[Data entries]
··········

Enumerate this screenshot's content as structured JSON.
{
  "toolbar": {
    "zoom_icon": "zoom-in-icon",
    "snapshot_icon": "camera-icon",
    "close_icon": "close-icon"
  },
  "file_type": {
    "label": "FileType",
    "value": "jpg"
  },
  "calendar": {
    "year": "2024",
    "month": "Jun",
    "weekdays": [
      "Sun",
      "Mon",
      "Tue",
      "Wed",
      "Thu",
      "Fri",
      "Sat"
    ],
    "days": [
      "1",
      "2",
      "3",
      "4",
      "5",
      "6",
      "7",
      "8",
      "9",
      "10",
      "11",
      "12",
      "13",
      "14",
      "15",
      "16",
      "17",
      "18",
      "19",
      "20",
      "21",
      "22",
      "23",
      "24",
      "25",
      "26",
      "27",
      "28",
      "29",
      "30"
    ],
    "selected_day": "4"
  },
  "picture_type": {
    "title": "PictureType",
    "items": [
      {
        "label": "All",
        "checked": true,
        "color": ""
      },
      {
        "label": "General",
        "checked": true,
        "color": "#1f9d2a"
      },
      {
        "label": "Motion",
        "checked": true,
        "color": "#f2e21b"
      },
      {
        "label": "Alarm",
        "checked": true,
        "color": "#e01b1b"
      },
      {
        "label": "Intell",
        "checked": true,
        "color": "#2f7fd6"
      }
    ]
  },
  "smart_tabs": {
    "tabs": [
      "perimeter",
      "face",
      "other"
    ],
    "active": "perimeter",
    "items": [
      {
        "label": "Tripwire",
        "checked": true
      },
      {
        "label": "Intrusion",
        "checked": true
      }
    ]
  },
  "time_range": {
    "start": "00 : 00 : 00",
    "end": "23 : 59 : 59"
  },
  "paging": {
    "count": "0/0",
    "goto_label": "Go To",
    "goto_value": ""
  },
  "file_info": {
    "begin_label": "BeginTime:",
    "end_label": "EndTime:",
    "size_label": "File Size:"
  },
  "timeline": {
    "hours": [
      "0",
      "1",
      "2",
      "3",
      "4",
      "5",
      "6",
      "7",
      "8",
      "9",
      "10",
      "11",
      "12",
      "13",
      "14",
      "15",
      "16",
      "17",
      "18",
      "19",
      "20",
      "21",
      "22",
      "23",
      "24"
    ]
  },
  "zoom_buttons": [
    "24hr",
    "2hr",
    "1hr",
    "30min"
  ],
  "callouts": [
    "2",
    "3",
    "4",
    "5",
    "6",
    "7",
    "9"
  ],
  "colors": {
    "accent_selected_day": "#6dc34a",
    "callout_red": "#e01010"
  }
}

··········

■ **Objective**: From the entries above, collect every line with the string "icon" in it.

■ **Finished exercise**:
    "zoom_icon": "zoom-in-icon",
    "snapshot_icon": "camera-icon",
    "close_icon": "close-icon"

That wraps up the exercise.